**Provided information:**
◆ ◆ ◆
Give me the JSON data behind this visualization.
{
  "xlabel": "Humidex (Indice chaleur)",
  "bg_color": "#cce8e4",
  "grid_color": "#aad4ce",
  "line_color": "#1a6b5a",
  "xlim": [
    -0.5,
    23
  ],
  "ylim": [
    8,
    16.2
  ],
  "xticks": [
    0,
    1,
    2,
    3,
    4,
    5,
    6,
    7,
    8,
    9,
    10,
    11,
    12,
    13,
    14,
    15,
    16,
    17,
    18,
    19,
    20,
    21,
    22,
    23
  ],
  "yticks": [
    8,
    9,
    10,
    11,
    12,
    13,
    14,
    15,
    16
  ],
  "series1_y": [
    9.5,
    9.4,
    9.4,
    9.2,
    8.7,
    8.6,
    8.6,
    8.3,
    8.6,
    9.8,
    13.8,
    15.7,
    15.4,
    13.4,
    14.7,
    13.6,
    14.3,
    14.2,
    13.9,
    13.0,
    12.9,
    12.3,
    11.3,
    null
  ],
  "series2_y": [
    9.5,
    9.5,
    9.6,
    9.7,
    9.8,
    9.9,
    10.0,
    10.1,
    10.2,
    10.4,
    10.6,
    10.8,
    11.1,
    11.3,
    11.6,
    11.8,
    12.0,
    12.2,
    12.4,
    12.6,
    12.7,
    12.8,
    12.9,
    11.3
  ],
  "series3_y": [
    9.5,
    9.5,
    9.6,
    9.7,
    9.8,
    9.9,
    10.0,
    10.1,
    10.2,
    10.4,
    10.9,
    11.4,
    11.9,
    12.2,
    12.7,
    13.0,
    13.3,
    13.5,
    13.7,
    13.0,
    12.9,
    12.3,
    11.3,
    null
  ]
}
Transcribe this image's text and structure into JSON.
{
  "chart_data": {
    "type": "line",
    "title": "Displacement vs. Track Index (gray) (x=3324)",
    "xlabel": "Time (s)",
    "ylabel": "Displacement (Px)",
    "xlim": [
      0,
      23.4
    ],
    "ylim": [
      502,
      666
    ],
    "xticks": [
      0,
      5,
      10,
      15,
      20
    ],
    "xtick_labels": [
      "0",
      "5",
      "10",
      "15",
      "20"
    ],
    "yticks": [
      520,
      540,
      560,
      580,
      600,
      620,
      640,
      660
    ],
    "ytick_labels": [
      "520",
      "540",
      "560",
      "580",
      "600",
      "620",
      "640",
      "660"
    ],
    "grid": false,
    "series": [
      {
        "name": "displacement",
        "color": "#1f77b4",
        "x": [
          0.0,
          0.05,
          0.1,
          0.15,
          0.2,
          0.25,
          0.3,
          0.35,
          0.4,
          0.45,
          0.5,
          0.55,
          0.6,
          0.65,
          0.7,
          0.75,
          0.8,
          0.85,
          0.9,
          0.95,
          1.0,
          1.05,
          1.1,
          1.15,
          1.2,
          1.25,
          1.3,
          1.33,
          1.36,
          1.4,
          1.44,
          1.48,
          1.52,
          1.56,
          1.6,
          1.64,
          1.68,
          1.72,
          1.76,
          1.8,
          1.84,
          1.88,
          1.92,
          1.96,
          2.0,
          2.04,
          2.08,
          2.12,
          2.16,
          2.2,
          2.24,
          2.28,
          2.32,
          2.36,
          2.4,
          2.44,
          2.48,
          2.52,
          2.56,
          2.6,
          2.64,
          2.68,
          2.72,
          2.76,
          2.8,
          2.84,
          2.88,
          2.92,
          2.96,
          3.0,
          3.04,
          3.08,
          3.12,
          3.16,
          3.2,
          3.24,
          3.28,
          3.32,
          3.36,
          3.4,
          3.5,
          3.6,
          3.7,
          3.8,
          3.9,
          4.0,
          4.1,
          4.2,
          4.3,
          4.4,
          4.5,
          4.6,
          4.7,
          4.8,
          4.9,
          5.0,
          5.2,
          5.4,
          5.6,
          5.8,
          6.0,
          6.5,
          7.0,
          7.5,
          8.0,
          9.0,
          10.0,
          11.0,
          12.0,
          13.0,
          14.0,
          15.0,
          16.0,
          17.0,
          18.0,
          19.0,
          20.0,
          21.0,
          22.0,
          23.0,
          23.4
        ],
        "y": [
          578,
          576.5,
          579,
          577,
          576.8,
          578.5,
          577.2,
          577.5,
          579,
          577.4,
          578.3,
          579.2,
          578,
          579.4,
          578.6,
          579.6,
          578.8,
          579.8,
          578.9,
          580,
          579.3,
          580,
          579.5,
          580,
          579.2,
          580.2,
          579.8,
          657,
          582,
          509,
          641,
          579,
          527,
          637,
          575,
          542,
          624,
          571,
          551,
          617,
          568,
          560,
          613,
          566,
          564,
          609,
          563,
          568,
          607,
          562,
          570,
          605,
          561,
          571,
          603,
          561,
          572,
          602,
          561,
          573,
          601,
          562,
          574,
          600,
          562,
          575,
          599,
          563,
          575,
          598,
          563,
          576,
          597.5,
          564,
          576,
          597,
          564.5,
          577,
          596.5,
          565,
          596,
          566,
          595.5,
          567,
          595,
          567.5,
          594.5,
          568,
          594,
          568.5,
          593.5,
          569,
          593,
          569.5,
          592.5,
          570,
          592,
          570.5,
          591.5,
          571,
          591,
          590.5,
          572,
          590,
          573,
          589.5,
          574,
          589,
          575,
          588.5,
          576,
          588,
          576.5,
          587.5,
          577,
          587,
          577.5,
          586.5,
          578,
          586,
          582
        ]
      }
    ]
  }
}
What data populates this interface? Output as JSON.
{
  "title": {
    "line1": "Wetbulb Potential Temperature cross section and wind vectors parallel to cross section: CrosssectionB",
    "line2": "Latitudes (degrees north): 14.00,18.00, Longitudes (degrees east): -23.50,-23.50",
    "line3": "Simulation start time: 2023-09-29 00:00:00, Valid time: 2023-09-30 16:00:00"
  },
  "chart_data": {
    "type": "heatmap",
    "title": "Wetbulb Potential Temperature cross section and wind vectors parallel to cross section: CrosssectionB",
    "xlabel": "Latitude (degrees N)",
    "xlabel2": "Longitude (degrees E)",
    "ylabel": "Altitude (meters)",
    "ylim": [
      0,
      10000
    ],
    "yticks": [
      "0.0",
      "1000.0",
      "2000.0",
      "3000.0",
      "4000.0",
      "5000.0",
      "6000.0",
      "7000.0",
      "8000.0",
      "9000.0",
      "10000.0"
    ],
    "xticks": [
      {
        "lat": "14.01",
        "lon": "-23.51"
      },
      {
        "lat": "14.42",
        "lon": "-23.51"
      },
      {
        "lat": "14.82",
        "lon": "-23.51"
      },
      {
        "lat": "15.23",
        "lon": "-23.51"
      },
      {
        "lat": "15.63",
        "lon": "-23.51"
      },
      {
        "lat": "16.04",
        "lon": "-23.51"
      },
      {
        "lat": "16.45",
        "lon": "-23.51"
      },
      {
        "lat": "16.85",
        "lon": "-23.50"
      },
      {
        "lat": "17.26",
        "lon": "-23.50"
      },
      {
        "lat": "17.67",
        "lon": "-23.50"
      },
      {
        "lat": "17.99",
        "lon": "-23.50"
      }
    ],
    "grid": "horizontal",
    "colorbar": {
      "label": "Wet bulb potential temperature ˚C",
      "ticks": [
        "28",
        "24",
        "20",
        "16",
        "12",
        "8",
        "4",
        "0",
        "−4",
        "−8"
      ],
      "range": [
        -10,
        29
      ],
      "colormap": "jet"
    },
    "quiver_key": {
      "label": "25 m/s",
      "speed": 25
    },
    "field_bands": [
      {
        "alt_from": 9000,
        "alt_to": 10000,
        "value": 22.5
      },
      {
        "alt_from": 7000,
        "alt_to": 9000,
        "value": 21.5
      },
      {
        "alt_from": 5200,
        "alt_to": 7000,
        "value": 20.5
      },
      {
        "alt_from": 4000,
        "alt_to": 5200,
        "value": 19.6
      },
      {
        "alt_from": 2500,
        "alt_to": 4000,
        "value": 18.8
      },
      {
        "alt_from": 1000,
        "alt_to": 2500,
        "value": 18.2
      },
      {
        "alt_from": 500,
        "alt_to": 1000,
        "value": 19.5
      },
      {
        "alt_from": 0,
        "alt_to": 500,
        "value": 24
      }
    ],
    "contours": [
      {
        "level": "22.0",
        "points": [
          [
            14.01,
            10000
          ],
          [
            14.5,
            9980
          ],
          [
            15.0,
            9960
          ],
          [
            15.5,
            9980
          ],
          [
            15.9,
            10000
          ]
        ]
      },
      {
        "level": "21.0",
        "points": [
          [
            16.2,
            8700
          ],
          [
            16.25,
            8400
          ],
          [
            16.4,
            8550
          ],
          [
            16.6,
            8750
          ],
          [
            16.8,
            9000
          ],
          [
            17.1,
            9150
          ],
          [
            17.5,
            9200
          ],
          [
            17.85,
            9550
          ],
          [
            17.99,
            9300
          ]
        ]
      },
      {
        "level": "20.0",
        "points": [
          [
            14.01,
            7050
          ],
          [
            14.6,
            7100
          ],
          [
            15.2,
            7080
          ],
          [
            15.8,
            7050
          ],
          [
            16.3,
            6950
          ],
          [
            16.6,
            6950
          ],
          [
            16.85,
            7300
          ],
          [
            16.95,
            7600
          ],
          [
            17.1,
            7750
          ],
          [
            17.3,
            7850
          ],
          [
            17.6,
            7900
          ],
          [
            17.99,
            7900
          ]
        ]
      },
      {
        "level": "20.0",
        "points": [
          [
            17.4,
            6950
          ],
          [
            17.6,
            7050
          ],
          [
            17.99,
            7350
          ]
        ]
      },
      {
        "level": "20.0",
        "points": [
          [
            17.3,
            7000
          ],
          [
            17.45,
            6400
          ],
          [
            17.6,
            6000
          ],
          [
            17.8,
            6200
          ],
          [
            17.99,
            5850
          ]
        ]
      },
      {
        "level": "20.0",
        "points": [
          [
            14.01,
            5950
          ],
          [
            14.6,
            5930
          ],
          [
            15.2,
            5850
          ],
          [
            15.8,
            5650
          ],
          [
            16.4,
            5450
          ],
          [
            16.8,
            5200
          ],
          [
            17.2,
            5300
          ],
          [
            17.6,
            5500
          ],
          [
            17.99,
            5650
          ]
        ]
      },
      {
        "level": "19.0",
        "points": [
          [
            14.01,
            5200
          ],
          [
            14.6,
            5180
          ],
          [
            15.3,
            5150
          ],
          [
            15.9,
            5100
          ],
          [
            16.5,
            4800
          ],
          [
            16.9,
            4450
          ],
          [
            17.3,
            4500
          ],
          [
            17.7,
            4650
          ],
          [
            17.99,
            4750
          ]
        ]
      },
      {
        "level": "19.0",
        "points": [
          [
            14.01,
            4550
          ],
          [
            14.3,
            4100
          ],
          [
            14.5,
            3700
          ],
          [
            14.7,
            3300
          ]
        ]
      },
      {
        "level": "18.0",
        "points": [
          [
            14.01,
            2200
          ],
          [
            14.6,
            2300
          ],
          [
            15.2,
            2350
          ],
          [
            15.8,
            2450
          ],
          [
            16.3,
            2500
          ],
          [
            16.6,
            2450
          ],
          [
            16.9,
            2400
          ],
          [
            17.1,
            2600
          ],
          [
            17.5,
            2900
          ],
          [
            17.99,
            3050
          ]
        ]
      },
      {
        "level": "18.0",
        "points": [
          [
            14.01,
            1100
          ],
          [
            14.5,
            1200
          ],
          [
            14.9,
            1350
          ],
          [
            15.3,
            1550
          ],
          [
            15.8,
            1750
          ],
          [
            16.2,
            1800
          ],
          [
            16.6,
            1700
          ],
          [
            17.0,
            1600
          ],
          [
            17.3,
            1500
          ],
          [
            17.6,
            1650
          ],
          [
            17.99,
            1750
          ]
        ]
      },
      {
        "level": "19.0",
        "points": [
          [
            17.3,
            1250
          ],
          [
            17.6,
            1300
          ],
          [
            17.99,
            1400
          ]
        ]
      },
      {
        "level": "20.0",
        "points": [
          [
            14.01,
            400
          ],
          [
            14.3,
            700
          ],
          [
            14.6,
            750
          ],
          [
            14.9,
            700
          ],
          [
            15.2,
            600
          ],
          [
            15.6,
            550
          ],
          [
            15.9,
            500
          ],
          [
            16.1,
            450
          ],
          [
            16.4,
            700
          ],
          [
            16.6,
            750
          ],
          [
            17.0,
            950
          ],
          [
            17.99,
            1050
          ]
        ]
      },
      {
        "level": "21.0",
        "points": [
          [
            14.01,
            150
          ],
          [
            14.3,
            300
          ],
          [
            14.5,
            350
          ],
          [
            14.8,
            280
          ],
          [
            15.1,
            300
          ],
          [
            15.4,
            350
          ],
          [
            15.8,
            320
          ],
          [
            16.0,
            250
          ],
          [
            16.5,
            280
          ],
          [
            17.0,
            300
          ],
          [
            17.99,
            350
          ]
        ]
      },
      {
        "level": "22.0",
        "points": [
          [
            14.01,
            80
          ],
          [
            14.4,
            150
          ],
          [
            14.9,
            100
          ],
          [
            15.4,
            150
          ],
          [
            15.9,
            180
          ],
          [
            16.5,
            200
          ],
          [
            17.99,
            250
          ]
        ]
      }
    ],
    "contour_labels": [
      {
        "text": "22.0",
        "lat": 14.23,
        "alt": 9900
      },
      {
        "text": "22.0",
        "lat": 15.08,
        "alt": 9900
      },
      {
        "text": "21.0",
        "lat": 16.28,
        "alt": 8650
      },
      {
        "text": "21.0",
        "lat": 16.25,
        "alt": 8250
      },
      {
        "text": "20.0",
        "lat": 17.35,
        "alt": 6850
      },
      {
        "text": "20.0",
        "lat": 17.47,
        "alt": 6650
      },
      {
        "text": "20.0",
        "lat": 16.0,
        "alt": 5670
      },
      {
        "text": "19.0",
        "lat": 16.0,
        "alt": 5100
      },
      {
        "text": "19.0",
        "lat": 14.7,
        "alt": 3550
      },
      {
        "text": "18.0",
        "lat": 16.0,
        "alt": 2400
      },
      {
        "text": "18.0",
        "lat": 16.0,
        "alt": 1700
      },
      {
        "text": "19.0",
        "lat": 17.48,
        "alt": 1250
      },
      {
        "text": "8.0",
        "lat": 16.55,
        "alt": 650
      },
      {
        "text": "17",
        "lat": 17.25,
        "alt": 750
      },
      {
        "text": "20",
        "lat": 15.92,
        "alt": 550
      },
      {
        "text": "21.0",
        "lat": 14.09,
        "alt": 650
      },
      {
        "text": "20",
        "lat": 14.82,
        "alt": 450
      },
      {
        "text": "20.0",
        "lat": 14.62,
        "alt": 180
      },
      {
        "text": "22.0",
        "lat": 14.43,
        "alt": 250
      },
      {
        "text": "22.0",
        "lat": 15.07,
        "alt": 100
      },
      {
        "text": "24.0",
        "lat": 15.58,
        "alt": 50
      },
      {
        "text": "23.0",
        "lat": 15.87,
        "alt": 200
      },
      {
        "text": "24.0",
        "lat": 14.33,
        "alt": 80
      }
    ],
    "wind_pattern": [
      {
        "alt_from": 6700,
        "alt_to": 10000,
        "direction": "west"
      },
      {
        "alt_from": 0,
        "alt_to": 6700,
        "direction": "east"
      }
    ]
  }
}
◆ ◆ ◆
In the records above, locate the lines holding the word "CrosssectionB". Copy each of them.

    "line1": "Wetbulb Potential Temperature cross section and wind vectors parallel to cross section: CrosssectionB",
    "title": "Wetbulb Potential Temperature cross section and wind vectors parallel to cross section: CrosssectionB",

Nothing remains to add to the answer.